What is being asked: Pictures stay out of your copy, but everything else in the records below must be repeated exactly.

Data for the task:
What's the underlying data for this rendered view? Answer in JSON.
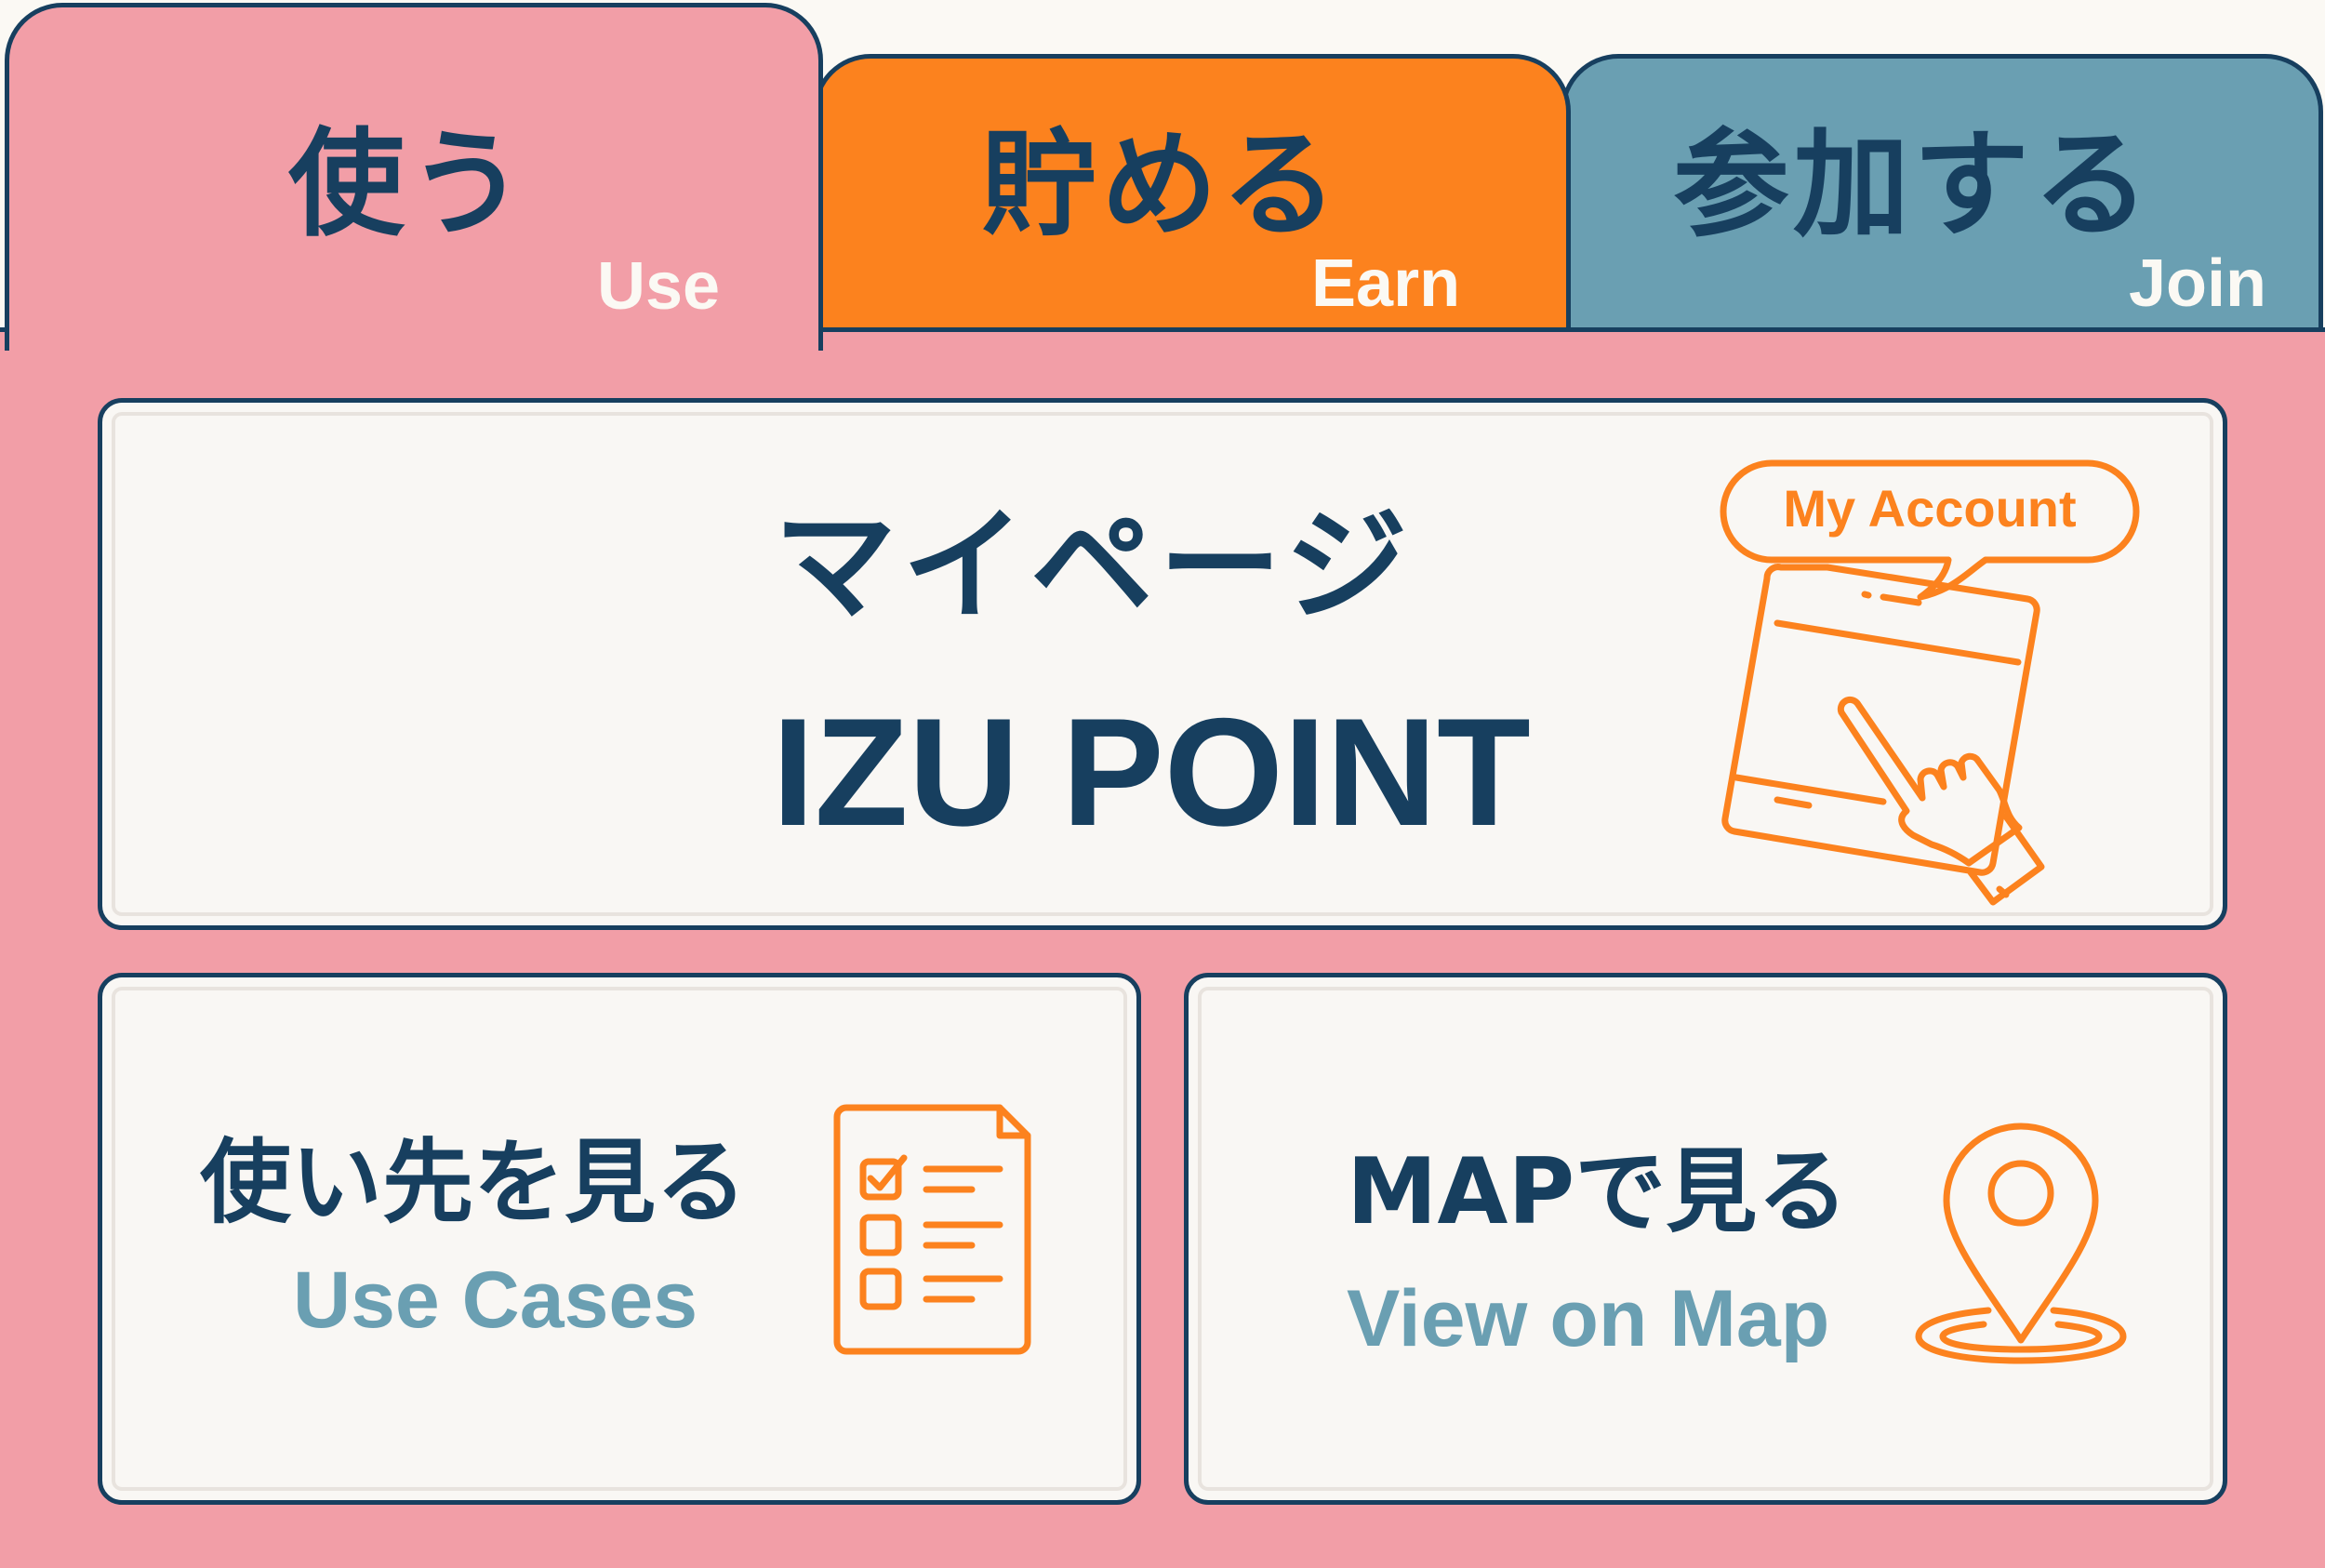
{
  "tabs": [
    {
      "jp": "使う",
      "en": "Use",
      "active": true,
      "color": "#f29ea7"
    },
    {
      "jp": "貯める",
      "en": "Earn",
      "active": false,
      "color": "#fc821e"
    },
    {
      "jp": "参加する",
      "en": "Join",
      "active": false,
      "color": "#6a9fb2"
    }
  ],
  "cards": {
    "mypage": {
      "title_jp": "マイページ",
      "title_en": "IZU POINT",
      "bubble": "My Account",
      "icon": "phone-tap-icon"
    },
    "use_cases": {
      "title_jp": "使い先を見る",
      "title_en": "Use Cases",
      "icon": "checklist-icon"
    },
    "map": {
      "title_jp": "MAPで見る",
      "title_en": "View on Map",
      "icon": "map-pin-icon"
    }
  },
  "colors": {
    "navy": "#173f5f",
    "pink": "#f29ea7",
    "orange": "#fc821e",
    "teal": "#6a9fb2",
    "card": "#f9f7f4"
  }
}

Completed exercise:
What's the underlying data for this rendered view? Answer in JSON.
{
  "tabs": [
    {
      "jp": "使う",
      "en": "Use",
      "active": true,
      "color": "#f29ea7"
    },
    {
      "jp": "貯める",
      "en": "Earn",
      "active": false,
      "color": "#fc821e"
    },
    {
      "jp": "参加する",
      "en": "Join",
      "active": false,
      "color": "#6a9fb2"
    }
  ],
  "cards": {
    "mypage": {
      "title_jp": "マイページ",
      "title_en": "IZU POINT",
      "bubble": "My Account",
      "icon": "phone-tap-icon"
    },
    "use_cases": {
      "title_jp": "使い先を見る",
      "title_en": "Use Cases",
      "icon": "checklist-icon"
    },
    "map": {
      "title_jp": "MAPで見る",
      "title_en": "View on Map",
      "icon": "map-pin-icon"
    }
  },
  "colors": {
    "navy": "#173f5f",
    "pink": "#f29ea7",
    "orange": "#fc821e",
    "teal": "#6a9fb2",
    "card": "#f9f7f4"
  }
}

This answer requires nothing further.